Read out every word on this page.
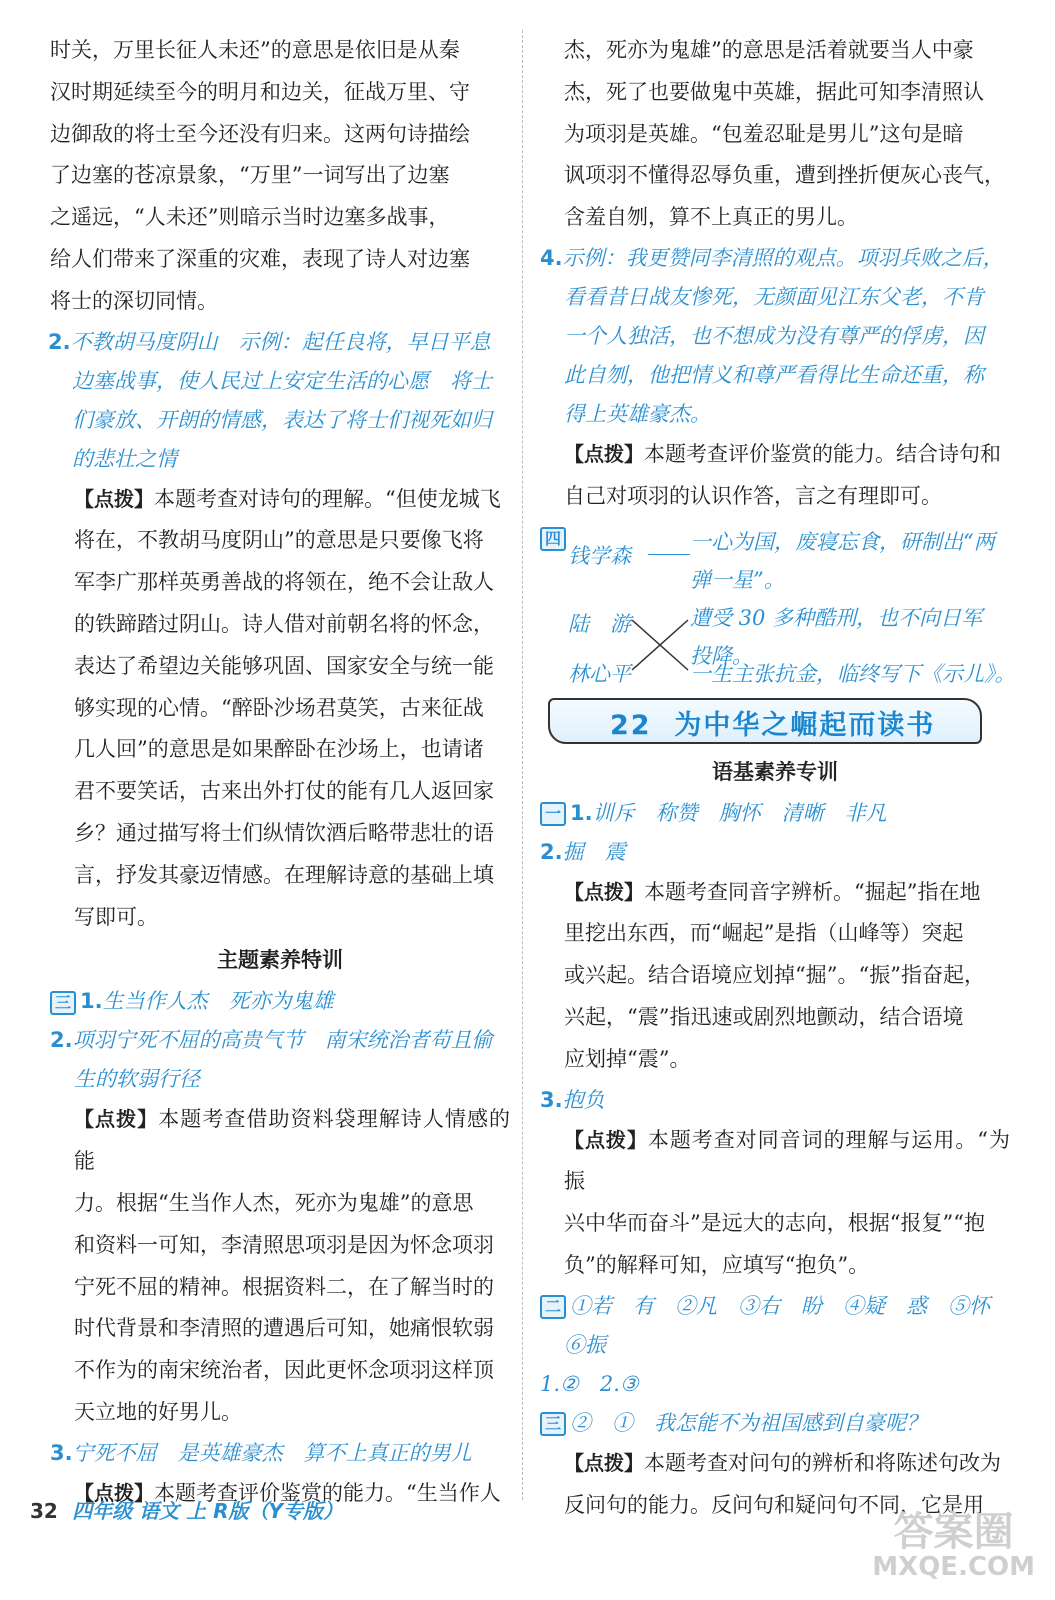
时关，万里长征人未还”的意思是依旧是从秦

汉时期延续至今的明月和边关，征战万里、守

边御敌的将士至今还没有归来。这两句诗描绘

了边塞的苍凉景象，“万里”一词写出了边塞

之遥远，“人未还”则暗示当时边塞多战事，

给人们带来了深重的灾难，表现了诗人对边塞

将士的深切同情。

2.不教胡马度阴山　示例：起任良将，早日平息

边塞战事，使人民过上安定生活的心愿　将士

们豪放、开朗的情感，表达了将士们视死如归

的悲壮之情

【点拨】本题考查对诗句的理解。“但使龙城飞

将在，不教胡马度阴山”的意思是只要像飞将

军李广那样英勇善战的将领在，绝不会让敌人

的铁蹄踏过阴山。诗人借对前朝名将的怀念，

表达了希望边关能够巩固、国家安全与统一能

够实现的心情。“醉卧沙场君莫笑，古来征战

几人回”的意思是如果醉卧在沙场上，也请诸

君不要笑话，古来出外打仗的能有几人返回家

乡？通过描写将士们纵情饮酒后略带悲壮的语

言，抒发其豪迈情感。在理解诗意的基础上填

写即可。

主题素养特训

三 1.生当作人杰　死亦为鬼雄

2.项羽宁死不屈的高贵气节　南宋统治者苟且偷

生的软弱行径

【点拨】本题考查借助资料袋理解诗人情感的能

力。根据“生当作人杰，死亦为鬼雄”的意思

和资料一可知，李清照思项羽是因为怀念项羽

宁死不屈的精神。根据资料二，在了解当时的

时代背景和李清照的遭遇后可知，她痛恨软弱

不作为的南宋统治者，因此更怀念项羽这样顶

天立地的好男儿。

3.宁死不屈　是英雄豪杰　算不上真正的男儿

【点拨】本题考查评价鉴赏的能力。“生当作人

杰，死亦为鬼雄”的意思是活着就要当人中豪

杰，死了也要做鬼中英雄，据此可知李清照认

为项羽是英雄。“包羞忍耻是男儿”这句是暗

讽项羽不懂得忍辱负重，遭到挫折便灰心丧气，

含羞自刎，算不上真正的男儿。

4.示例：我更赞同李清照的观点。项羽兵败之后，

看看昔日战友惨死，无颜面见江东父老，不肯

一个人独活，也不想成为没有尊严的俘虏，因

此自刎，他把情义和尊严看得比生命还重，称

得上英雄豪杰。

【点拨】本题考查评价鉴赏的能力。结合诗句和

自己对项羽的认识作答，言之有理即可。

四
钱学森
一心为国，废寝忘食，研制出“两
弹一星”。
陆　游	遭受 30 多种酷刑，也不向日军
投降。
林心平	一生主张抗金，临终写下《示儿》。
22 为中华之崛起而读书
语基素养专训

一 1.训斥　称赞　胸怀　清晰　非凡

2.掘　震

【点拨】本题考查同音字辨析。“掘起”指在地

里挖出东西，而“崛起”是指（山峰等）突起

或兴起。结合语境应划掉“掘”。“振”指奋起，

兴起，“震”指迅速或剧烈地颤动，结合语境

应划掉“震”。

3.抱负

【点拨】本题考查对同音词的理解与运用。“为振

兴中华而奋斗”是远大的志向，根据“报复”“抱

负”的解释可知，应填写“抱负”。

二 ①若　有　②凡　③右　盼　④疑　惑　⑤怀

⑥振

1.②　2.③

三 ②　①　我怎能不为祖国感到自豪呢？

【点拨】本题考查对问句的辨析和将陈述句改为

反问句的能力。反问句和疑问句不同，它是用

32 四年级 语文 上 R版（Y专版）	答案圈
MXQE.COM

▸ **EXERCISE DETAILS**
Return the whole listing, word for word, and leave out every picture.

▸ **RESPONSE TO THIS EXERCISE**
Read out every word on this page.
时关，万里长征人未还”的意思是依旧是从秦

汉时期延续至今的明月和边关，征战万里、守

边御敌的将士至今还没有归来。这两句诗描绘

了边塞的苍凉景象，“万里”一词写出了边塞

之遥远，“人未还”则暗示当时边塞多战事，

给人们带来了深重的灾难，表现了诗人对边塞

将士的深切同情。

2.不教胡马度阴山　示例：起任良将，早日平息

边塞战事，使人民过上安定生活的心愿　将士

们豪放、开朗的情感，表达了将士们视死如归

的悲壮之情

【点拨】本题考查对诗句的理解。“但使龙城飞

将在，不教胡马度阴山”的意思是只要像飞将

军李广那样英勇善战的将领在，绝不会让敌人

的铁蹄踏过阴山。诗人借对前朝名将的怀念，

表达了希望边关能够巩固、国家安全与统一能

够实现的心情。“醉卧沙场君莫笑，古来征战

几人回”的意思是如果醉卧在沙场上，也请诸

君不要笑话，古来出外打仗的能有几人返回家

乡？通过描写将士们纵情饮酒后略带悲壮的语

言，抒发其豪迈情感。在理解诗意的基础上填

写即可。

主题素养特训

三 1.生当作人杰　死亦为鬼雄

2.项羽宁死不屈的高贵气节　南宋统治者苟且偷

生的软弱行径

【点拨】本题考查借助资料袋理解诗人情感的能

力。根据“生当作人杰，死亦为鬼雄”的意思

和资料一可知，李清照思项羽是因为怀念项羽

宁死不屈的精神。根据资料二，在了解当时的

时代背景和李清照的遭遇后可知，她痛恨软弱

不作为的南宋统治者，因此更怀念项羽这样顶

天立地的好男儿。

3.宁死不屈　是英雄豪杰　算不上真正的男儿

【点拨】本题考查评价鉴赏的能力。“生当作人

杰，死亦为鬼雄”的意思是活着就要当人中豪

杰，死了也要做鬼中英雄，据此可知李清照认

为项羽是英雄。“包羞忍耻是男儿”这句是暗

讽项羽不懂得忍辱负重，遭到挫折便灰心丧气，

含羞自刎，算不上真正的男儿。

4.示例：我更赞同李清照的观点。项羽兵败之后，

看看昔日战友惨死，无颜面见江东父老，不肯

一个人独活，也不想成为没有尊严的俘虏，因

此自刎，他把情义和尊严看得比生命还重，称

得上英雄豪杰。

【点拨】本题考查评价鉴赏的能力。结合诗句和

自己对项羽的认识作答，言之有理即可。

四
钱学森
一心为国，废寝忘食，研制出“两
弹一星”。
陆　游	遭受 30 多种酷刑，也不向日军
投降。
林心平	一生主张抗金，临终写下《示儿》。
22 为中华之崛起而读书
语基素养专训

一 1.训斥　称赞　胸怀　清晰　非凡

2.掘　震

【点拨】本题考查同音字辨析。“掘起”指在地

里挖出东西，而“崛起”是指（山峰等）突起

或兴起。结合语境应划掉“掘”。“振”指奋起，

兴起，“震”指迅速或剧烈地颤动，结合语境

应划掉“震”。

3.抱负

【点拨】本题考查对同音词的理解与运用。“为振

兴中华而奋斗”是远大的志向，根据“报复”“抱

负”的解释可知，应填写“抱负”。

二 ①若　有　②凡　③右　盼　④疑　惑　⑤怀

⑥振

1.②　2.③

三 ②　①　我怎能不为祖国感到自豪呢？

【点拨】本题考查对问句的辨析和将陈述句改为

反问句的能力。反问句和疑问句不同，它是用

32 四年级 语文 上 R版（Y专版）	答案圈
MXQE.COM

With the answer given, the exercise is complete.